* Written exercise
Each entry here needs to be set down again exactly, please; pictures are left out.

* Data lines

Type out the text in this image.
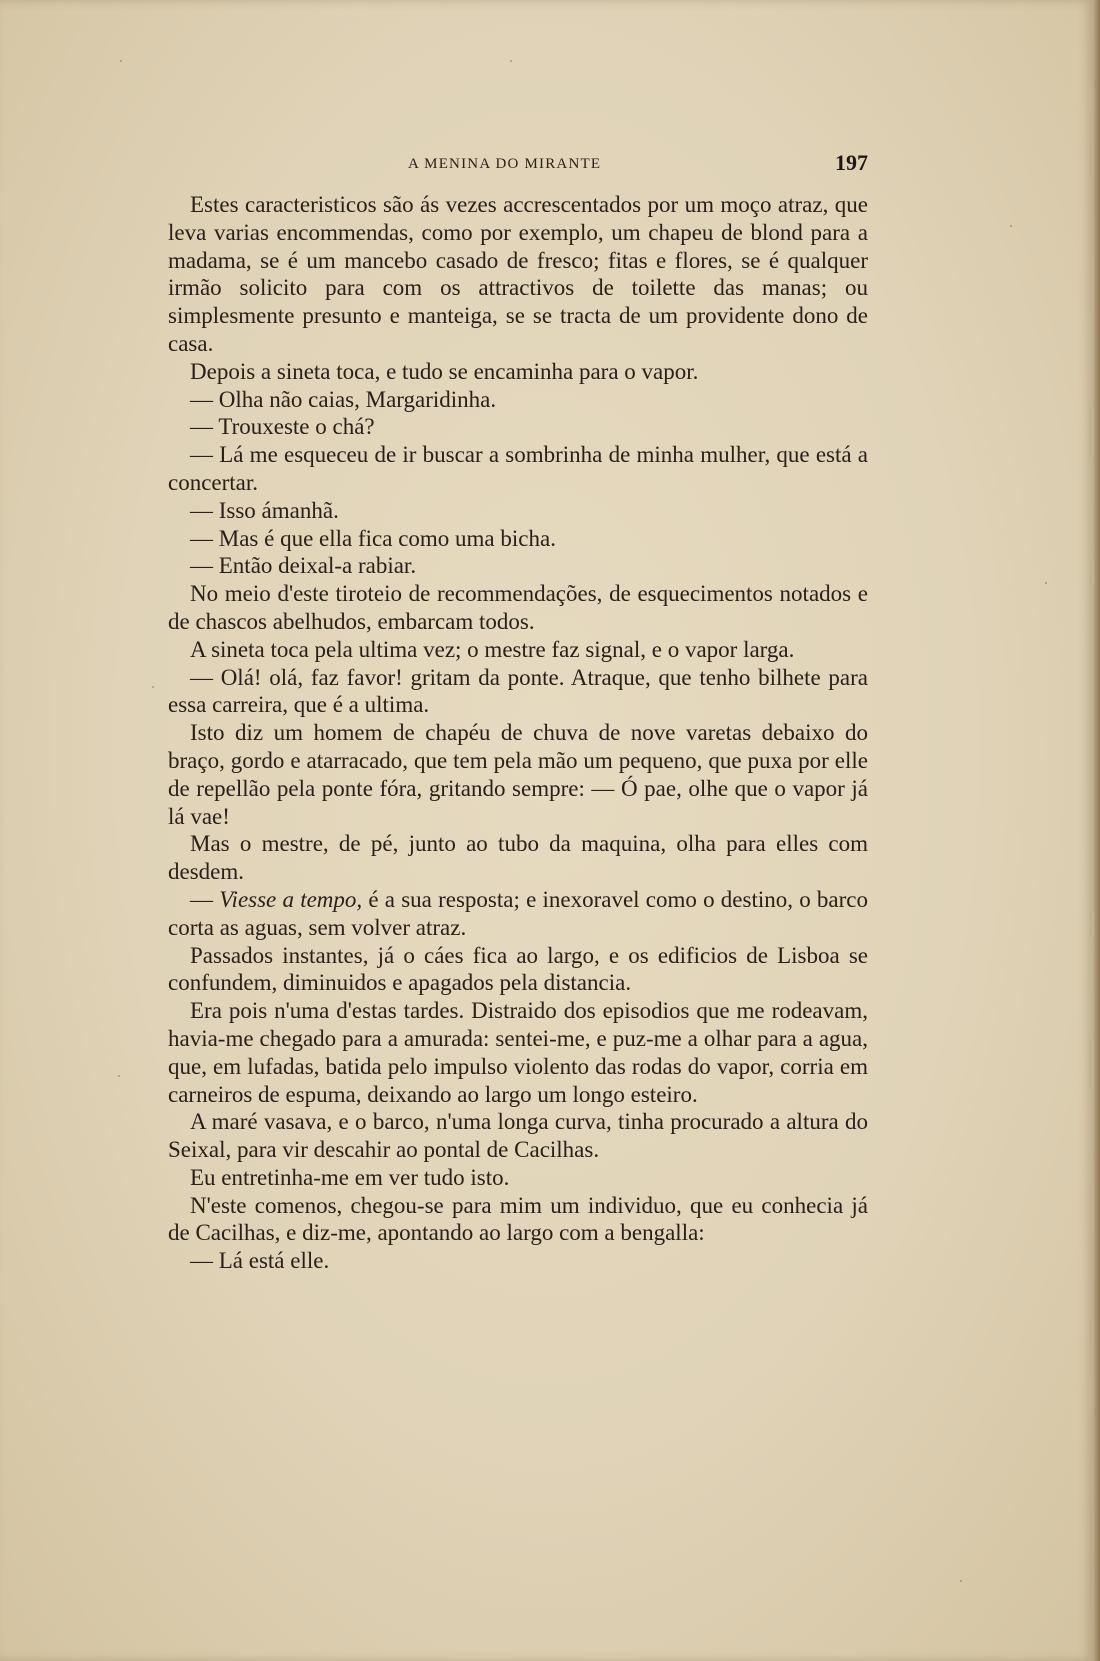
A MENINA DO MIRANTE	197

Estes caracteristicos são ás vezes accrescentados por um moço atraz, que leva varias encommendas, como por exemplo, um chapeu de blond para a madama, se é um mancebo casado de fresco; fitas e flores, se é qualquer irmão solicito para com os attractivos de toilette das manas; ou simplesmente presunto e manteiga, se se tracta de um providente dono de casa.

Depois a sineta toca, e tudo se encaminha para o vapor.

— Olha não caias, Margaridinha.

— Trouxeste o chá?

— Lá me esqueceu de ir buscar a sombrinha de minha mulher, que está a concertar.

— Isso ámanhã.

— Mas é que ella fica como uma bicha.

— Então deixal-a rabiar.

No meio d'este tiroteio de recommendações, de esquecimentos notados e de chascos abelhudos, embarcam todos.

A sineta toca pela ultima vez; o mestre faz signal, e o vapor larga.

— Olá! olá, faz favor! gritam da ponte. Atraque, que tenho bilhete para essa carreira, que é a ultima.

Isto diz um homem de chapéu de chuva de nove varetas debaixo do braço, gordo e atarracado, que tem pela mão um pequeno, que puxa por elle de repellão pela ponte fóra, gritando sempre: — Ó pae, olhe que o vapor já lá vae!

Mas o mestre, de pé, junto ao tubo da maquina, olha para elles com desdem.

— Viesse a tempo, é a sua resposta; e inexoravel como o destino, o barco corta as aguas, sem volver atraz.

Passados instantes, já o cáes fica ao largo, e os edificios de Lisboa se confundem, diminuidos e apagados pela distancia.

Era pois n'uma d'estas tardes. Distraido dos episodios que me rodeavam, havia-me chegado para a amurada: sentei-me, e puz-me a olhar para a agua, que, em lufadas, batida pelo impulso violento das rodas do vapor, corria em carneiros de espuma, deixando ao largo um longo esteiro.

A maré vasava, e o barco, n'uma longa curva, tinha procurado a altura do Seixal, para vir descahir ao pontal de Cacilhas.

Eu entretinha-me em ver tudo isto.

N'este comenos, chegou-se para mim um individuo, que eu conhecia já de Cacilhas, e diz-me, apontando ao largo com a bengalla:

— Lá está elle.
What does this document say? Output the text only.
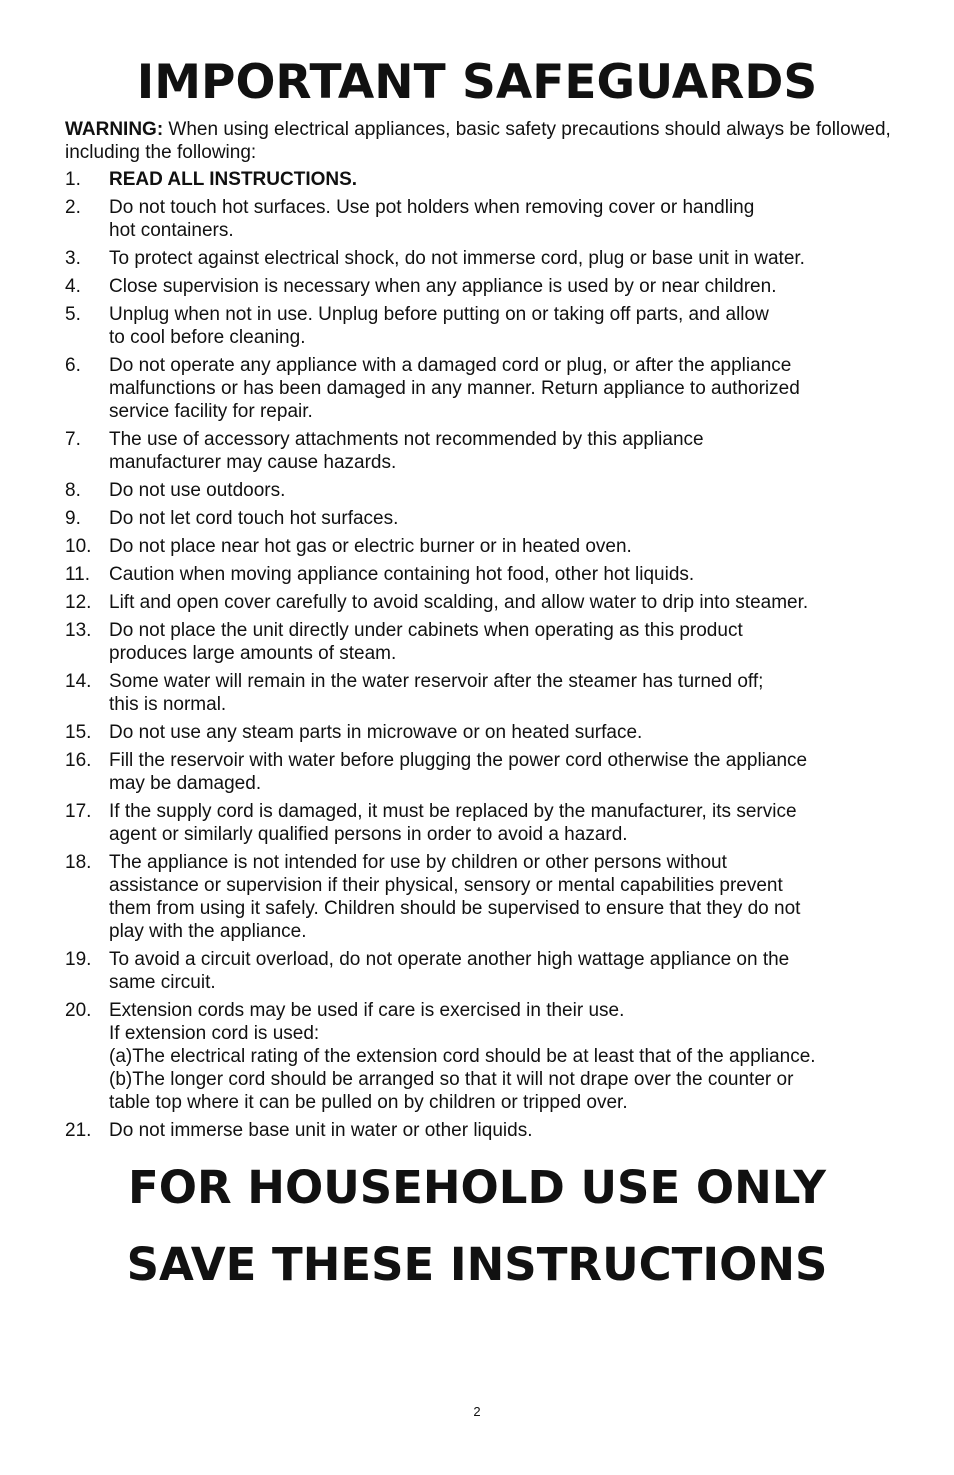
IMPORTANT SAFEGUARDS

WARNING: When using electrical appliances, basic safety precautions should always be followed, including the following:

1. READ ALL INSTRUCTIONS.
2. Do not touch hot surfaces. Use pot holders when removing cover or handling
hot containers.
3. To protect against electrical shock, do not immerse cord, plug or base unit in water.
4. Close supervision is necessary when any appliance is used by or near children.
5. Unplug when not in use. Unplug before putting on or taking off parts, and allow
to cool before cleaning.
6. Do not operate any appliance with a damaged cord or plug, or after the appliance
malfunctions or has been damaged in any manner. Return appliance to authorized
service facility for repair.
7. The use of accessory attachments not recommended by this appliance
manufacturer may cause hazards.
8. Do not use outdoors.
9. Do not let cord touch hot surfaces.
10. Do not place near hot gas or electric burner or in heated oven.
11. Caution when moving appliance containing hot food, other hot liquids.
12. Lift and open cover carefully to avoid scalding, and allow water to drip into steamer.
13. Do not place the unit directly under cabinets when operating as this product
produces large amounts of steam.
14. Some water will remain in the water reservoir after the steamer has turned off;
this is normal.
15. Do not use any steam parts in microwave or on heated surface.
16. Fill the reservoir with water before plugging the power cord otherwise the appliance
may be damaged.
17. If the supply cord is damaged, it must be replaced by the manufacturer, its service
agent or similarly qualified persons in order to avoid a hazard.
18. The appliance is not intended for use by children or other persons without
assistance or supervision if their physical, sensory or mental capabilities prevent
them from using it safely. Children should be supervised to ensure that they do not
play with the appliance.
19. To avoid a circuit overload, do not operate another high wattage appliance on the
same circuit.
20. Extension cords may be used if care is exercised in their use.
If extension cord is used:
(a)The electrical rating of the extension cord should be at least that of the appliance.
(b)The longer cord should be arranged so that it will not drape over the counter or
table top where it can be pulled on by children or tripped over.
21. Do not immerse base unit in water or other liquids.
FOR HOUSEHOLD USE ONLY
SAVE THESE INSTRUCTIONS
2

* Response to this exercise
Type out the text in this image.
A MENINA DO MIRANTE	197

Estes caracteristicos são ás vezes accrescentados por um moço atraz, que leva varias encommendas, como por exemplo, um chapeu de blond para a madama, se é um mancebo casado de fresco; fitas e flores, se é qualquer irmão solicito para com os attractivos de toilette das manas; ou simplesmente presunto e manteiga, se se tracta de um providente dono de casa.

Depois a sineta toca, e tudo se encaminha para o vapor.

— Olha não caias, Margaridinha.

— Trouxeste o chá?

— Lá me esqueceu de ir buscar a sombrinha de minha mulher, que está a concertar.

— Isso ámanhã.

— Mas é que ella fica como uma bicha.

— Então deixal-a rabiar.

No meio d'este tiroteio de recommendações, de esquecimentos notados e de chascos abelhudos, embarcam todos.

A sineta toca pela ultima vez; o mestre faz signal, e o vapor larga.

— Olá! olá, faz favor! gritam da ponte. Atraque, que tenho bilhete para essa carreira, que é a ultima.

Isto diz um homem de chapéu de chuva de nove varetas debaixo do braço, gordo e atarracado, que tem pela mão um pequeno, que puxa por elle de repellão pela ponte fóra, gritando sempre: — Ó pae, olhe que o vapor já lá vae!

Mas o mestre, de pé, junto ao tubo da maquina, olha para elles com desdem.

— Viesse a tempo, é a sua resposta; e inexoravel como o destino, o barco corta as aguas, sem volver atraz.

Passados instantes, já o cáes fica ao largo, e os edificios de Lisboa se confundem, diminuidos e apagados pela distancia.

Era pois n'uma d'estas tardes. Distraido dos episodios que me rodeavam, havia-me chegado para a amurada: sentei-me, e puz-me a olhar para a agua, que, em lufadas, batida pelo impulso violento das rodas do vapor, corria em carneiros de espuma, deixando ao largo um longo esteiro.

A maré vasava, e o barco, n'uma longa curva, tinha procurado a altura do Seixal, para vir descahir ao pontal de Cacilhas.

Eu entretinha-me em ver tudo isto.

N'este comenos, chegou-se para mim um individuo, que eu conhecia já de Cacilhas, e diz-me, apontando ao largo com a bengalla:

— Lá está elle.
What does this document say? Output the text only.
IMPORTANT SAFEGUARDS

WARNING: When using electrical appliances, basic safety precautions should always be followed, including the following:

1. READ ALL INSTRUCTIONS.
2. Do not touch hot surfaces. Use pot holders when removing cover or handling
hot containers.
3. To protect against electrical shock, do not immerse cord, plug or base unit in water.
4. Close supervision is necessary when any appliance is used by or near children.
5. Unplug when not in use. Unplug before putting on or taking off parts, and allow
to cool before cleaning.
6. Do not operate any appliance with a damaged cord or plug, or after the appliance
malfunctions or has been damaged in any manner. Return appliance to authorized
service facility for repair.
7. The use of accessory attachments not recommended by this appliance
manufacturer may cause hazards.
8. Do not use outdoors.
9. Do not let cord touch hot surfaces.
10. Do not place near hot gas or electric burner or in heated oven.
11. Caution when moving appliance containing hot food, other hot liquids.
12. Lift and open cover carefully to avoid scalding, and allow water to drip into steamer.
13. Do not place the unit directly under cabinets when operating as this product
produces large amounts of steam.
14. Some water will remain in the water reservoir after the steamer has turned off;
this is normal.
15. Do not use any steam parts in microwave or on heated surface.
16. Fill the reservoir with water before plugging the power cord otherwise the appliance
may be damaged.
17. If the supply cord is damaged, it must be replaced by the manufacturer, its service
agent or similarly qualified persons in order to avoid a hazard.
18. The appliance is not intended for use by children or other persons without
assistance or supervision if their physical, sensory or mental capabilities prevent
them from using it safely. Children should be supervised to ensure that they do not
play with the appliance.
19. To avoid a circuit overload, do not operate another high wattage appliance on the
same circuit.
20. Extension cords may be used if care is exercised in their use.
If extension cord is used:
(a)The electrical rating of the extension cord should be at least that of the appliance.
(b)The longer cord should be arranged so that it will not drape over the counter or
table top where it can be pulled on by children or tripped over.
21. Do not immerse base unit in water or other liquids.
FOR HOUSEHOLD USE ONLY
SAVE THESE INSTRUCTIONS
2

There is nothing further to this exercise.